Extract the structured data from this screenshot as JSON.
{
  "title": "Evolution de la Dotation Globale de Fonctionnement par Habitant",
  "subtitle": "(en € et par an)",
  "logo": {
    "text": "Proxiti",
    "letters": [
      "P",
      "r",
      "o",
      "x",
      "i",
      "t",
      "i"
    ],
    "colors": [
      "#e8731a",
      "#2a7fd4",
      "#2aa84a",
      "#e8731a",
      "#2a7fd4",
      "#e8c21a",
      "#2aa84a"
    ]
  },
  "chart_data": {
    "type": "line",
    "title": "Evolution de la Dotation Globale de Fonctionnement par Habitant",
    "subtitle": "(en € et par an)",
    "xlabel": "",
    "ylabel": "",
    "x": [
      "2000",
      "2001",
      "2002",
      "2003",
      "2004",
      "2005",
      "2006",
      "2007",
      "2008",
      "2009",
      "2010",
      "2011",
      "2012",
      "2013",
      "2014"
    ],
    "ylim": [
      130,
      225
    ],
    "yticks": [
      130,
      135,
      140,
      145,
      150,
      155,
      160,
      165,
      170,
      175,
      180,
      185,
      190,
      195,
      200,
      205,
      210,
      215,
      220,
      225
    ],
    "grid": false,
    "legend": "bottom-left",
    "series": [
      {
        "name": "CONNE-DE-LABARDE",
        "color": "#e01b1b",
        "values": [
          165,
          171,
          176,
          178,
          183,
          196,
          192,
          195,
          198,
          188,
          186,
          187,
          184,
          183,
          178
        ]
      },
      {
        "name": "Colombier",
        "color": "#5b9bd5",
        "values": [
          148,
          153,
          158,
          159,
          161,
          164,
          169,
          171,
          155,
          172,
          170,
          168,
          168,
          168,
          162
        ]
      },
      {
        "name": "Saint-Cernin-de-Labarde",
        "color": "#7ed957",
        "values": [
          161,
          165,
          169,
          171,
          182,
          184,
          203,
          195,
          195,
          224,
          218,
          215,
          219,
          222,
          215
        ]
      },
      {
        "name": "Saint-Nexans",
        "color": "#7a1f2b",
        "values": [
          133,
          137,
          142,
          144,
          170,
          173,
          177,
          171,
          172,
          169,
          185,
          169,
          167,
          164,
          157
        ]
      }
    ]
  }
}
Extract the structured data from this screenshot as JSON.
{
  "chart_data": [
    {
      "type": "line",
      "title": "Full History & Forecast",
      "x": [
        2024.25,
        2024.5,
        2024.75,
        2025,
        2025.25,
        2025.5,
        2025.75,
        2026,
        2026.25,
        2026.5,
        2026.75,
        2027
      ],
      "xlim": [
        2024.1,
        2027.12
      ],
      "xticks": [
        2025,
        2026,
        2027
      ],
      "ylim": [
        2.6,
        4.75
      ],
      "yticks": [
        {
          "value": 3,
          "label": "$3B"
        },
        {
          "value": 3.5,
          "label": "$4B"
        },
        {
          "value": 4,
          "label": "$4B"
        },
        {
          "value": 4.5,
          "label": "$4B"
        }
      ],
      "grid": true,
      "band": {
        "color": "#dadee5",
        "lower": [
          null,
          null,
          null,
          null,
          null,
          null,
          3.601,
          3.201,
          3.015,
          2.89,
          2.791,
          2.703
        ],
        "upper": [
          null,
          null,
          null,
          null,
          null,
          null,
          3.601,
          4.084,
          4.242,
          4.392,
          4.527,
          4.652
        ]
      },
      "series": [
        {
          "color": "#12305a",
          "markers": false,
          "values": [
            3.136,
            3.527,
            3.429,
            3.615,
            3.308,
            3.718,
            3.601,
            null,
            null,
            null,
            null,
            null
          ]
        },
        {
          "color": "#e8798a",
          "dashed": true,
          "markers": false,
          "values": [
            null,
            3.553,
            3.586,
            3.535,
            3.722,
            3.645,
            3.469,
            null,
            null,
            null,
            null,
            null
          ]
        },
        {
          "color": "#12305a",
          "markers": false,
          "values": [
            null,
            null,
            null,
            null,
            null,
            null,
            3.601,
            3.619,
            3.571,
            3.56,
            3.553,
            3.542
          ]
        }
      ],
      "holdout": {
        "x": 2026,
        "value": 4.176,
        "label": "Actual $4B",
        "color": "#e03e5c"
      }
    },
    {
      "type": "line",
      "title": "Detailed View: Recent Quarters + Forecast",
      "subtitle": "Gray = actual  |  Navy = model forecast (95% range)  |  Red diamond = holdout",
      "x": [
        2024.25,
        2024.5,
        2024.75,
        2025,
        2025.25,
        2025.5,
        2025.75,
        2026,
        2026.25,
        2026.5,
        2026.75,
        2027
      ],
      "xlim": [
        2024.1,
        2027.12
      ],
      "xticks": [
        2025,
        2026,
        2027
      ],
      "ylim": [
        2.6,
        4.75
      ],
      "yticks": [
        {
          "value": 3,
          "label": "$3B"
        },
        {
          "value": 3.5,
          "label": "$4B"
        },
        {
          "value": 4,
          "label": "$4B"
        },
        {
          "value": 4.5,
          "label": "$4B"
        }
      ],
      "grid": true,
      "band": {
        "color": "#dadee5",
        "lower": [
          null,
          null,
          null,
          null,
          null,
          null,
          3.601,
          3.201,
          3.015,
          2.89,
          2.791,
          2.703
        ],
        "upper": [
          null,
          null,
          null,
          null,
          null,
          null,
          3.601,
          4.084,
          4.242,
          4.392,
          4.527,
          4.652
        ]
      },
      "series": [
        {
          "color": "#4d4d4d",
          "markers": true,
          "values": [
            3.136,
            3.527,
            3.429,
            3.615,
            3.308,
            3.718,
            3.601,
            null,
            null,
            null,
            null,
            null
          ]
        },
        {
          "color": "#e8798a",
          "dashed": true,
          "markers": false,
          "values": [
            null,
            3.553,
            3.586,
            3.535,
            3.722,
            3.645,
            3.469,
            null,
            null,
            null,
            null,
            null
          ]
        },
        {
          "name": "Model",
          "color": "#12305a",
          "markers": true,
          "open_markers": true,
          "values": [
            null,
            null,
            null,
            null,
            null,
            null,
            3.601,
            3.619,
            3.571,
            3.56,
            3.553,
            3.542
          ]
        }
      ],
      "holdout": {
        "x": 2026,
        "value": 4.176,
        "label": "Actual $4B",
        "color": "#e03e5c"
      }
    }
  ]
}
■ ■ ■ ■
▶ **Aim of the task**: Transcribe each entry precisely, missing none.

▶ **Final answer**:
Extract the structured data from this screenshot as JSON.
{
  "title": "Evolution de la Dotation Globale de Fonctionnement par Habitant",
  "subtitle": "(en € et par an)",
  "logo": {
    "text": "Proxiti",
    "letters": [
      "P",
      "r",
      "o",
      "x",
      "i",
      "t",
      "i"
    ],
    "colors": [
      "#e8731a",
      "#2a7fd4",
      "#2aa84a",
      "#e8731a",
      "#2a7fd4",
      "#e8c21a",
      "#2aa84a"
    ]
  },
  "chart_data": {
    "type": "line",
    "title": "Evolution de la Dotation Globale de Fonctionnement par Habitant",
    "subtitle": "(en € et par an)",
    "xlabel": "",
    "ylabel": "",
    "x": [
      "2000",
      "2001",
      "2002",
      "2003",
      "2004",
      "2005",
      "2006",
      "2007",
      "2008",
      "2009",
      "2010",
      "2011",
      "2012",
      "2013",
      "2014"
    ],
    "ylim": [
      130,
      225
    ],
    "yticks": [
      130,
      135,
      140,
      145,
      150,
      155,
      160,
      165,
      170,
      175,
      180,
      185,
      190,
      195,
      200,
      205,
      210,
      215,
      220,
      225
    ],
    "grid": false,
    "legend": "bottom-left",
    "series": [
      {
        "name": "CONNE-DE-LABARDE",
        "color": "#e01b1b",
        "values": [
          165,
          171,
          176,
          178,
          183,
          196,
          192,
          195,
          198,
          188,
          186,
          187,
          184,
          183,
          178
        ]
      },
      {
        "name": "Colombier",
        "color": "#5b9bd5",
        "values": [
          148,
          153,
          158,
          159,
          161,
          164,
          169,
          171,
          155,
          172,
          170,
          168,
          168,
          168,
          162
        ]
      },
      {
        "name": "Saint-Cernin-de-Labarde",
        "color": "#7ed957",
        "values": [
          161,
          165,
          169,
          171,
          182,
          184,
          203,
          195,
          195,
          224,
          218,
          215,
          219,
          222,
          215
        ]
      },
      {
        "name": "Saint-Nexans",
        "color": "#7a1f2b",
        "values": [
          133,
          137,
          142,
          144,
          170,
          173,
          177,
          171,
          172,
          169,
          185,
          169,
          167,
          164,
          157
        ]
      }
    ]
  }
}
Extract the structured data from this screenshot as JSON.
{
  "chart_data": [
    {
      "type": "line",
      "title": "Full History & Forecast",
      "x": [
        2024.25,
        2024.5,
        2024.75,
        2025,
        2025.25,
        2025.5,
        2025.75,
        2026,
        2026.25,
        2026.5,
        2026.75,
        2027
      ],
      "xlim": [
        2024.1,
        2027.12
      ],
      "xticks": [
        2025,
        2026,
        2027
      ],
      "ylim": [
        2.6,
        4.75
      ],
      "yticks": [
        {
          "value": 3,
          "label": "$3B"
        },
        {
          "value": 3.5,
          "label": "$4B"
        },
        {
          "value": 4,
          "label": "$4B"
        },
        {
          "value": 4.5,
          "label": "$4B"
        }
      ],
      "grid": true,
      "band": {
        "color": "#dadee5",
        "lower": [
          null,
          null,
          null,
          null,
          null,
          null,
          3.601,
          3.201,
          3.015,
          2.89,
          2.791,
          2.703
        ],
        "upper": [
          null,
          null,
          null,
          null,
          null,
          null,
          3.601,
          4.084,
          4.242,
          4.392,
          4.527,
          4.652
        ]
      },
      "series": [
        {
          "color": "#12305a",
          "markers": false,
          "values": [
            3.136,
            3.527,
            3.429,
            3.615,
            3.308,
            3.718,
            3.601,
            null,
            null,
            null,
            null,
            null
          ]
        },
        {
          "color": "#e8798a",
          "dashed": true,
          "markers": false,
          "values": [
            null,
            3.553,
            3.586,
            3.535,
            3.722,
            3.645,
            3.469,
            null,
            null,
            null,
            null,
            null
          ]
        },
        {
          "color": "#12305a",
          "markers": false,
          "values": [
            null,
            null,
            null,
            null,
            null,
            null,
            3.601,
            3.619,
            3.571,
            3.56,
            3.553,
            3.542
          ]
        }
      ],
      "holdout": {
        "x": 2026,
        "value": 4.176,
        "label": "Actual $4B",
        "color": "#e03e5c"
      }
    },
    {
      "type": "line",
      "title": "Detailed View: Recent Quarters + Forecast",
      "subtitle": "Gray = actual  |  Navy = model forecast (95% range)  |  Red diamond = holdout",
      "x": [
        2024.25,
        2024.5,
        2024.75,
        2025,
        2025.25,
        2025.5,
        2025.75,
        2026,
        2026.25,
        2026.5,
        2026.75,
        2027
      ],
      "xlim": [
        2024.1,
        2027.12
      ],
      "xticks": [
        2025,
        2026,
        2027
      ],
      "ylim": [
        2.6,
        4.75
      ],
      "yticks": [
        {
          "value": 3,
          "label": "$3B"
        },
        {
          "value": 3.5,
          "label": "$4B"
        },
        {
          "value": 4,
          "label": "$4B"
        },
        {
          "value": 4.5,
          "label": "$4B"
        }
      ],
      "grid": true,
      "band": {
        "color": "#dadee5",
        "lower": [
          null,
          null,
          null,
          null,
          null,
          null,
          3.601,
          3.201,
          3.015,
          2.89,
          2.791,
          2.703
        ],
        "upper": [
          null,
          null,
          null,
          null,
          null,
          null,
          3.601,
          4.084,
          4.242,
          4.392,
          4.527,
          4.652
        ]
      },
      "series": [
        {
          "color": "#4d4d4d",
          "markers": true,
          "values": [
            3.136,
            3.527,
            3.429,
            3.615,
            3.308,
            3.718,
            3.601,
            null,
            null,
            null,
            null,
            null
          ]
        },
        {
          "color": "#e8798a",
          "dashed": true,
          "markers": false,
          "values": [
            null,
            3.553,
            3.586,
            3.535,
            3.722,
            3.645,
            3.469,
            null,
            null,
            null,
            null,
            null
          ]
        },
        {
          "name": "Model",
          "color": "#12305a",
          "markers": true,
          "open_markers": true,
          "values": [
            null,
            null,
            null,
            null,
            null,
            null,
            3.601,
            3.619,
            3.571,
            3.56,
            3.553,
            3.542
          ]
        }
      ],
      "holdout": {
        "x": 2026,
        "value": 4.176,
        "label": "Actual $4B",
        "color": "#e03e5c"
      }
    }
  ]
}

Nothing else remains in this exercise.